(Stored dataset items)
---*---
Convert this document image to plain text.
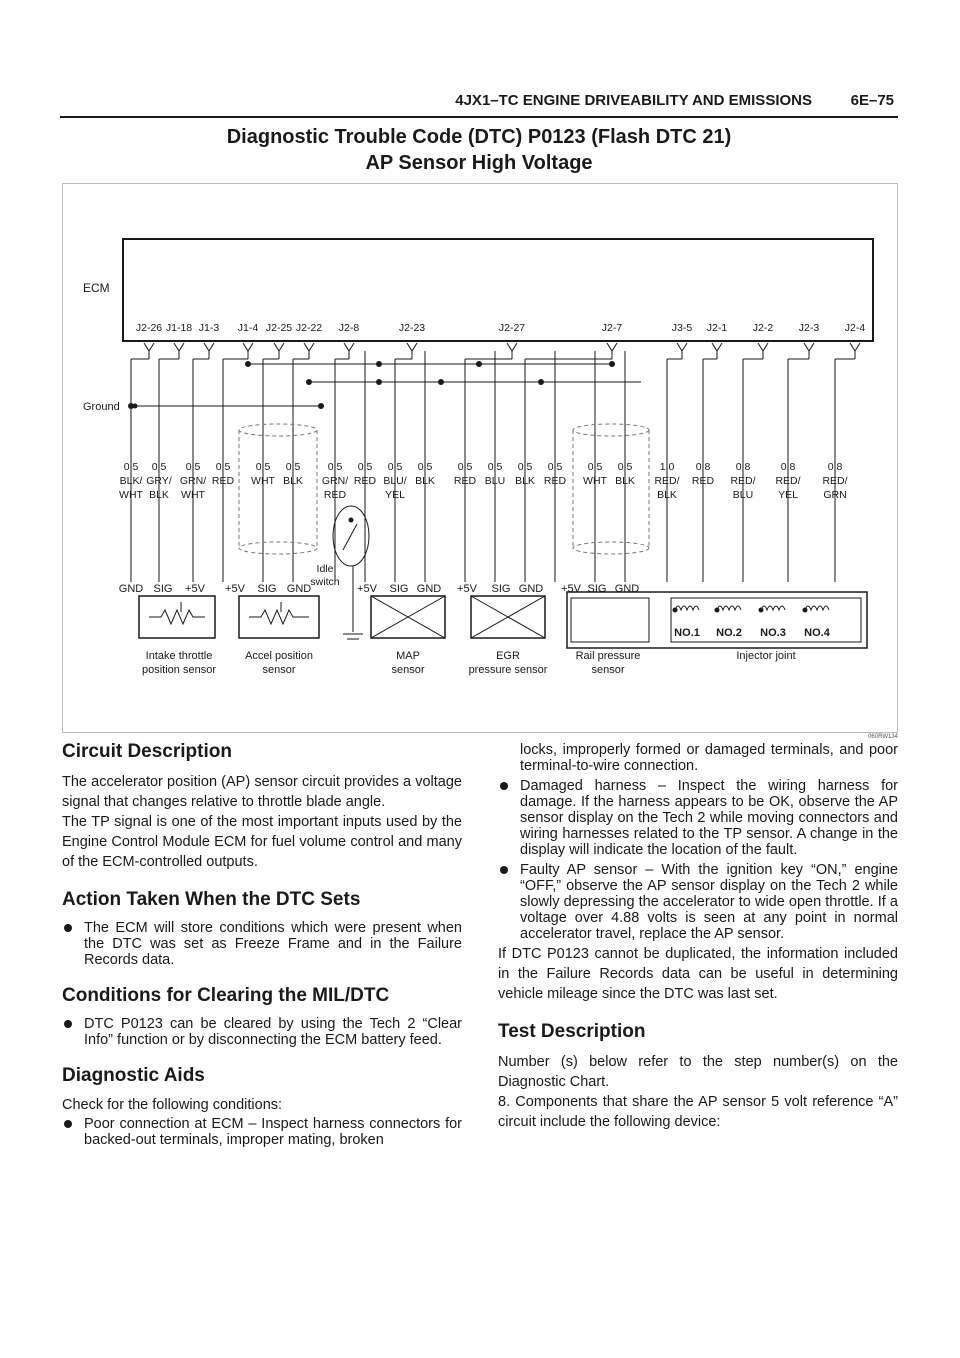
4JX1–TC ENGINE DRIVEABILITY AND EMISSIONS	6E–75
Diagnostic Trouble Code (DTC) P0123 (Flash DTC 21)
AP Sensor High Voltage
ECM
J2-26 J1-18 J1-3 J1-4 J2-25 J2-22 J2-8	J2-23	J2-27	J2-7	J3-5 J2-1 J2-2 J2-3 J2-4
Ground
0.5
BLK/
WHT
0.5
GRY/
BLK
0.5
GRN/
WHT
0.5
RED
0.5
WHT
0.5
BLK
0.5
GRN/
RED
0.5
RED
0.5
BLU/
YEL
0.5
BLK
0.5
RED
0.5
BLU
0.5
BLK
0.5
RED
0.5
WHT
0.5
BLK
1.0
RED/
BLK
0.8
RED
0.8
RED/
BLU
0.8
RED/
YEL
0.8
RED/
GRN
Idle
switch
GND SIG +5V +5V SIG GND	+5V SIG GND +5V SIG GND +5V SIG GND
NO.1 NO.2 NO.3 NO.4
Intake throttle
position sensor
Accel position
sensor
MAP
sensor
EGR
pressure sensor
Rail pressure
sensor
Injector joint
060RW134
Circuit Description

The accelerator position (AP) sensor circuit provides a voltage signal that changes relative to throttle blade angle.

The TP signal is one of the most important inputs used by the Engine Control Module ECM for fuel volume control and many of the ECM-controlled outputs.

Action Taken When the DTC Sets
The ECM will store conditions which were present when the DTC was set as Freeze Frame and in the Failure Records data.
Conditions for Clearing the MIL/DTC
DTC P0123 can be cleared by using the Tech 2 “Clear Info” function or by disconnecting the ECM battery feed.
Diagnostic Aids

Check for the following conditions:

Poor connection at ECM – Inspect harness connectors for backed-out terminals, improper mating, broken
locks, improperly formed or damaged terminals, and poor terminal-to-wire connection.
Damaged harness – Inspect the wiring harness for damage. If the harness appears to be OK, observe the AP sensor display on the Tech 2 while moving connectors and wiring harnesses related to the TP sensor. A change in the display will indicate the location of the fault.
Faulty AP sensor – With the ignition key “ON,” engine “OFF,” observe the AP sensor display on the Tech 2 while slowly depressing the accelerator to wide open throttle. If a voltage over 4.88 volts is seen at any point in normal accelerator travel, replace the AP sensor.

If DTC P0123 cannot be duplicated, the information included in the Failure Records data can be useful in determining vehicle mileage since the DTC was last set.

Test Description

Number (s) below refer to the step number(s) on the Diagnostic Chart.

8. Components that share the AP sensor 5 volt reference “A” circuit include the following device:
---*---
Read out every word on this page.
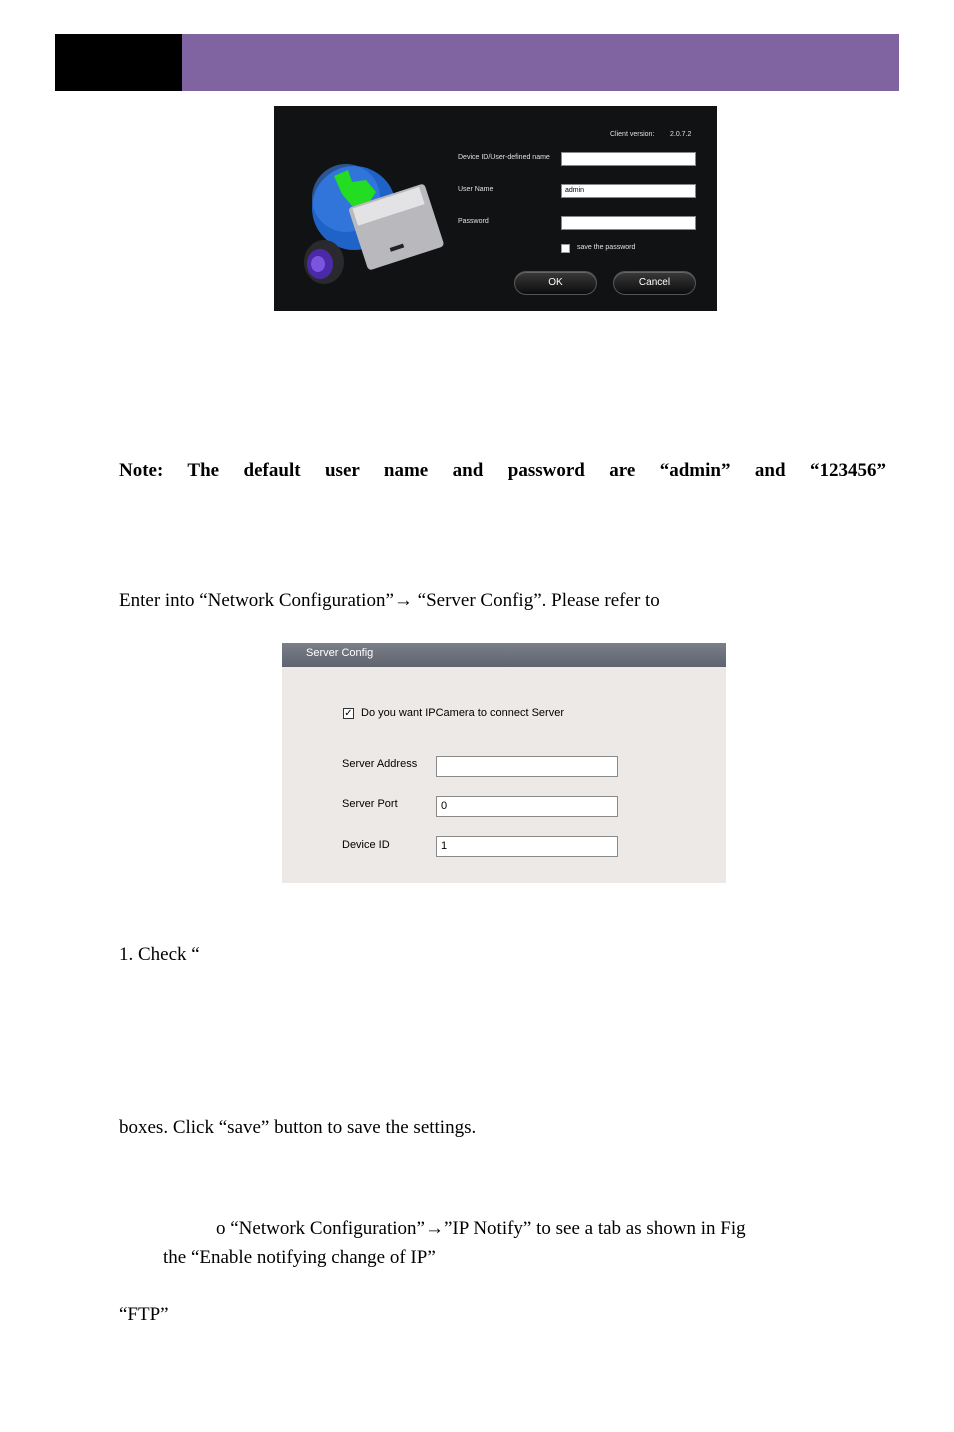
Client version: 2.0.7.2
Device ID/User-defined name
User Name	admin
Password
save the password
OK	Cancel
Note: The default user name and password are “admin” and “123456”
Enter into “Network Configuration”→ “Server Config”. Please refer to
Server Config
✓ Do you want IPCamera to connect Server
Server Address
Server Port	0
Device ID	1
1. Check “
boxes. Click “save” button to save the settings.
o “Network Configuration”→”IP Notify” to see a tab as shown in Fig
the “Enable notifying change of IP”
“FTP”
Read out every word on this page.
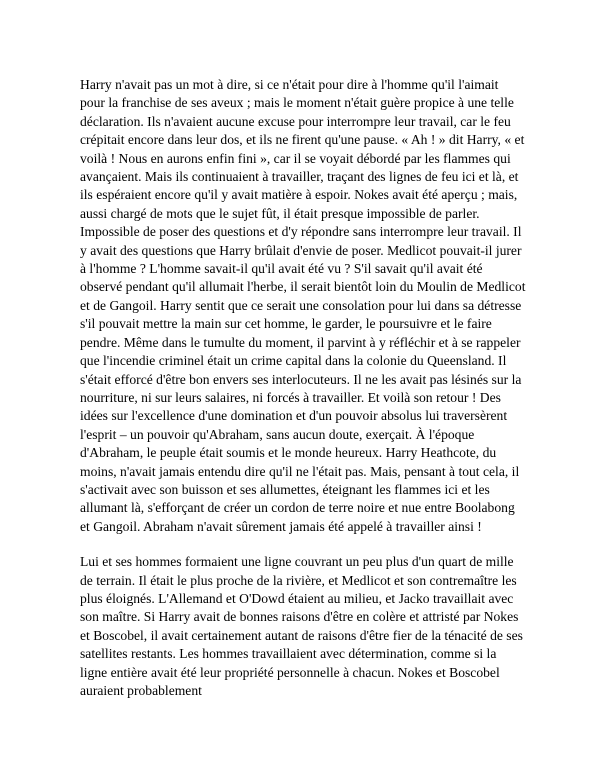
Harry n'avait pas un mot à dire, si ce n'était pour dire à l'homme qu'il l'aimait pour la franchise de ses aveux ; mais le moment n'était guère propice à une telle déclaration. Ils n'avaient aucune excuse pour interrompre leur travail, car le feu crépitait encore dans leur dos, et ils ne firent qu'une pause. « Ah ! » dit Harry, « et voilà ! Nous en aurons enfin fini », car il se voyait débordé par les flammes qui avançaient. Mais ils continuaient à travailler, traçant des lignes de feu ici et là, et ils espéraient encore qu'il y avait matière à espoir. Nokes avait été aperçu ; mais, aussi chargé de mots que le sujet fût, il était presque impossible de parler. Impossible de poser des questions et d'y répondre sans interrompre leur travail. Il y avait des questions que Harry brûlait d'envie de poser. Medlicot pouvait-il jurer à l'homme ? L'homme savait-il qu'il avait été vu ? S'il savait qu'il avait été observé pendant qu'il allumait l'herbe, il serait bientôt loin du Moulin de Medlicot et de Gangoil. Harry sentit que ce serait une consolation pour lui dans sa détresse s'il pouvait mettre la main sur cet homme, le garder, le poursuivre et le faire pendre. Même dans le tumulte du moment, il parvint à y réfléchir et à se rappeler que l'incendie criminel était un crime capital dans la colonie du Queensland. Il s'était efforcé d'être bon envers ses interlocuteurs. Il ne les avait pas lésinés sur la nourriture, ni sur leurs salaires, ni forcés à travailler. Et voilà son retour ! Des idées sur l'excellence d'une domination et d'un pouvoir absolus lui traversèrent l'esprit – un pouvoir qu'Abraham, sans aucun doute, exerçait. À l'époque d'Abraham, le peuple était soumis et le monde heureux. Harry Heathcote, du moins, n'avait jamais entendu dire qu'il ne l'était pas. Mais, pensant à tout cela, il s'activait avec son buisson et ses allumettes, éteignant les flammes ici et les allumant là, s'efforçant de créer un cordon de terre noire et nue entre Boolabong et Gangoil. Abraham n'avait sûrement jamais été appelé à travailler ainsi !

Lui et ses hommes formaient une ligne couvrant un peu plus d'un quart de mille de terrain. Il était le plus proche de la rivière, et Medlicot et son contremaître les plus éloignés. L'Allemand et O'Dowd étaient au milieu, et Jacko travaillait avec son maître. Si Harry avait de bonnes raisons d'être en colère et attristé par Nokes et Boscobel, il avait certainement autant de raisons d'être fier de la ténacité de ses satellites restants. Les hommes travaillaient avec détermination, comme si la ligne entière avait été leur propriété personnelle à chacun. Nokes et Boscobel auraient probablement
---*---
Go through the records and gather the lines that hold "Configuration".

• CORRECT RESPONSE:
Enter into “Network Configuration”→ “Server Config”. Please refer to
o “Network Configuration”→”IP Notify” to see a tab as shown in Fig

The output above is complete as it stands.